• [YOUR OBJECTIVE]
Return each line of the records holding the string "street".

— BEGIN —

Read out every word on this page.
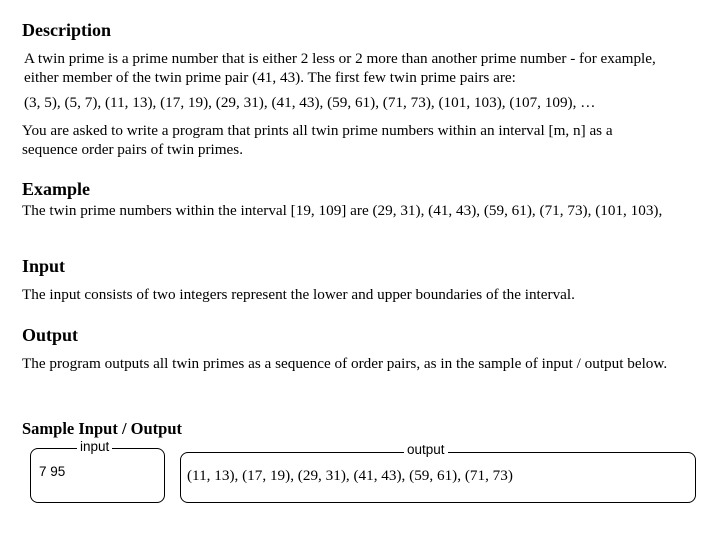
Description
A twin prime is a prime number that is either 2 less or 2 more than another prime number - for example, either member of the twin prime pair (41, 43). The first few twin prime pairs are:
(3, 5), (5, 7), (11, 13), (17, 19), (29, 31), (41, 43), (59, 61), (71, 73), (101, 103), (107, 109), …
You are asked to write a program that prints all twin prime numbers within an interval [m, n] as a sequence order pairs of twin primes.
Example
The twin prime numbers within the interval [19, 109] are (29, 31), (41, 43), (59, 61), (71, 73), (101, 103),
Input
The input consists of two integers represent the lower and upper boundaries of the interval.
Output
The program outputs all twin primes as a sequence of order pairs, as in the sample of input / output below.
Sample Input / Output
7 95
input
(11, 13), (17, 19), (29, 31), (41, 43), (59, 61), (71, 73)
output
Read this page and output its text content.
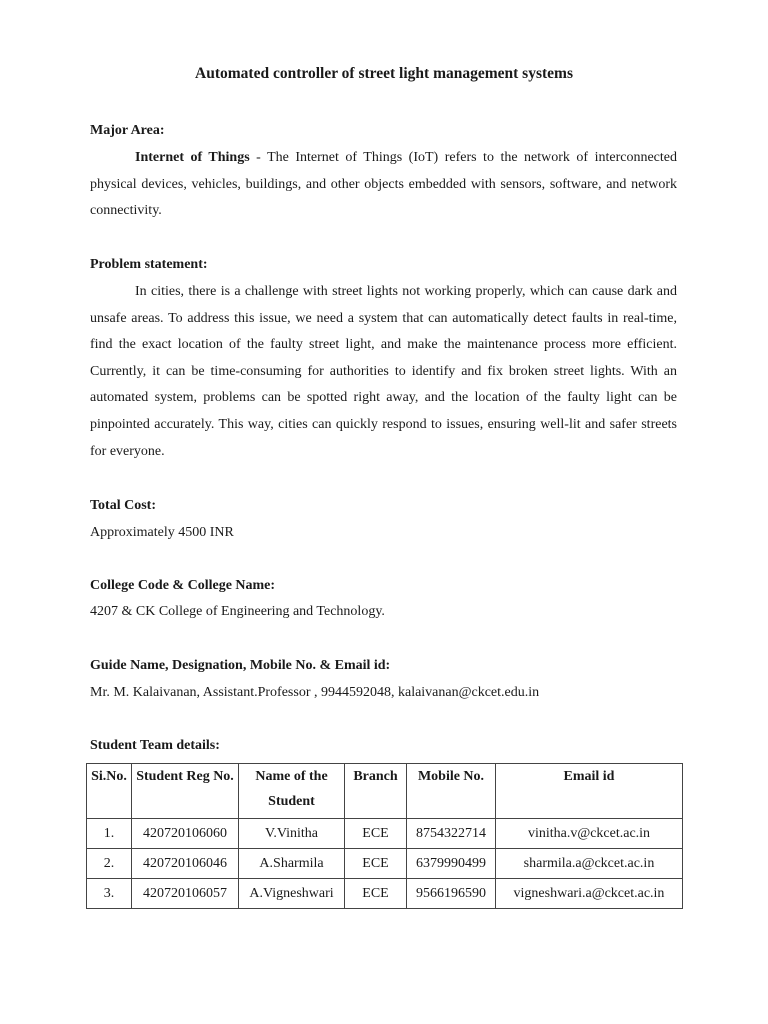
Automated controller of street light management systems
Major Area:

Internet of Things - The Internet of Things (IoT) refers to the network of interconnected physical devices, vehicles, buildings, and other objects embedded with sensors, software, and network connectivity.

Problem statement:

In cities, there is a challenge with street lights not working properly, which can cause dark and unsafe areas. To address this issue, we need a system that can automatically detect faults in real-time, find the exact location of the faulty street light, and make the maintenance process more efficient. Currently, it can be time-consuming for authorities to identify and fix broken street lights. With an automated system, problems can be spotted right away, and the location of the faulty light can be pinpointed accurately. This way, cities can quickly respond to issues, ensuring well-lit and safer streets for everyone.

Total Cost:
Approximately 4500 INR
College Code & College Name:
4207 & CK College of Engineering and Technology.
Guide Name, Designation, Mobile No. & Email id:
Mr. M. Kalaivanan, Assistant.Professor , 9944592048, kalaivanan@ckcet.edu.in
Student Team details:
Si.No.	Student Reg No.	Name of the Student	Branch	Mobile No.	Email id
1.	420720106060	V.Vinitha	ECE	8754322714	vinitha.v@ckcet.ac.in
2.	420720106046	A.Sharmila	ECE	6379990499	sharmila.a@ckcet.ac.in
3.	420720106057	A.Vigneshwari	ECE	9566196590	vigneshwari.a@ckcet.ac.in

— END —

• [RESULT OF THE TASK]
Automated controller of street light management systems
In cities, there is a challenge with street lights not working properly, which can cause dark and unsafe areas. To address this issue, we need a system that can automatically detect faults in real-time, find the exact location of the faulty street light, and make the maintenance process more efficient. Currently, it can be time-consuming for authorities to identify and fix broken street lights. With an automated system, problems can be spotted right away, and the location of the faulty light can be pinpointed accurately. This way, cities can quickly respond to issues, ensuring well-lit and safer streets for everyone.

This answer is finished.